**Challenge**:
Collect all lines below with the string "based".

Data listing:
_ _ _
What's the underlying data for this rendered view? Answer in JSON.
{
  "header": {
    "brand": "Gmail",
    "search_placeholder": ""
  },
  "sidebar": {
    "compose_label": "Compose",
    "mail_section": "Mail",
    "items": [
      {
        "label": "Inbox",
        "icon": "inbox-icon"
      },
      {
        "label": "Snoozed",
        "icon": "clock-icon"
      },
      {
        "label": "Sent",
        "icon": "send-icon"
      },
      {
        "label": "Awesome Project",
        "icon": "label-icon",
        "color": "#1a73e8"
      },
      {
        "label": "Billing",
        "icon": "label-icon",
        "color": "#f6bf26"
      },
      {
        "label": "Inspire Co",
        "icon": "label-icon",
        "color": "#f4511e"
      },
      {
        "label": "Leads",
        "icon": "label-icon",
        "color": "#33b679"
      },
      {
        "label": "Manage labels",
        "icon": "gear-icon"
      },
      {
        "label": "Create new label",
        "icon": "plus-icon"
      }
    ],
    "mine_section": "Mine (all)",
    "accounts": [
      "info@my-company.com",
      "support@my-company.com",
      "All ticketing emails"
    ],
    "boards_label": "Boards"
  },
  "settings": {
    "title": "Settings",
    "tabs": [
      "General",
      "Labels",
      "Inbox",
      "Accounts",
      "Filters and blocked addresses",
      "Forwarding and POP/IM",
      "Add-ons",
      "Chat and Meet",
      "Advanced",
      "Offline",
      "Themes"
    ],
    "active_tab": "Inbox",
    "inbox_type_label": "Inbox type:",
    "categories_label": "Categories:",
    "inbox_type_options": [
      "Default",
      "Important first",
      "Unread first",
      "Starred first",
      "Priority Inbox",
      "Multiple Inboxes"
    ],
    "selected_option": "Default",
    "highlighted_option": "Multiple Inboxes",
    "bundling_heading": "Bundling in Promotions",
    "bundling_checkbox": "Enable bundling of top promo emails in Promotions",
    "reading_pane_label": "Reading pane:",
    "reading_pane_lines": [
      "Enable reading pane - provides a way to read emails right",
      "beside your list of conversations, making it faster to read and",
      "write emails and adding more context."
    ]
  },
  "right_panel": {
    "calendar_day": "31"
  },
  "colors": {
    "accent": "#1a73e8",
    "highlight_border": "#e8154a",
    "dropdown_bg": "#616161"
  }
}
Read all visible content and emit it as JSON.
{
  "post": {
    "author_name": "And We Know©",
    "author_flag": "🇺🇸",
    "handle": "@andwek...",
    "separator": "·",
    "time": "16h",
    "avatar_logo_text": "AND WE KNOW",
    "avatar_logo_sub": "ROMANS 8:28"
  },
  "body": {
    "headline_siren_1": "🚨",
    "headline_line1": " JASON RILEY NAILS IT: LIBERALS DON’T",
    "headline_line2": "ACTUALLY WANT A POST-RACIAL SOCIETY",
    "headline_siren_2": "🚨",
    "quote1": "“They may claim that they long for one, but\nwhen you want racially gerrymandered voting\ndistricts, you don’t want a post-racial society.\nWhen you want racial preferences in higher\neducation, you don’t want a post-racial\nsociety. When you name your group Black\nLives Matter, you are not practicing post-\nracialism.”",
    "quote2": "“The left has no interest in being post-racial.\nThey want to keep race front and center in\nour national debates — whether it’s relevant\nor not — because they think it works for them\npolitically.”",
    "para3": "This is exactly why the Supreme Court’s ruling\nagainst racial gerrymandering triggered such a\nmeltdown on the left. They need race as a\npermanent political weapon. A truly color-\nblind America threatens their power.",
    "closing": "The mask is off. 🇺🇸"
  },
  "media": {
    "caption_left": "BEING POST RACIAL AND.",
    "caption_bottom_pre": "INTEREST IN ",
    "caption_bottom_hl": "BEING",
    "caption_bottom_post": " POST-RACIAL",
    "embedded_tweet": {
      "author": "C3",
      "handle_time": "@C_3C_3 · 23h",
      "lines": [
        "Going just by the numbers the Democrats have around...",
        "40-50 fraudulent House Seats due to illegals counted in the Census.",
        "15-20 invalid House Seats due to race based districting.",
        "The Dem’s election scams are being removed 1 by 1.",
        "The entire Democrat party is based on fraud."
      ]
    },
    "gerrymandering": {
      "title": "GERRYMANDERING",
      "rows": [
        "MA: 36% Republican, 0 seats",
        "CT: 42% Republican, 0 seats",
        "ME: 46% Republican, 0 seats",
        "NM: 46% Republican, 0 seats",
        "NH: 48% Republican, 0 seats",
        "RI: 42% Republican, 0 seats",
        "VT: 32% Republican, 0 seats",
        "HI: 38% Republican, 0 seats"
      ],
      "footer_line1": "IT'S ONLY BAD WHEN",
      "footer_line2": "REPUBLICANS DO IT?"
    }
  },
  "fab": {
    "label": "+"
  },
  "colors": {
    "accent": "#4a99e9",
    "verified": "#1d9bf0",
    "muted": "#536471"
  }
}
_ _ _
**Solution to this exercise**:
        "15-20 invalid House Seats due to race based districting.",
        "The entire Democrat party is based on fraud."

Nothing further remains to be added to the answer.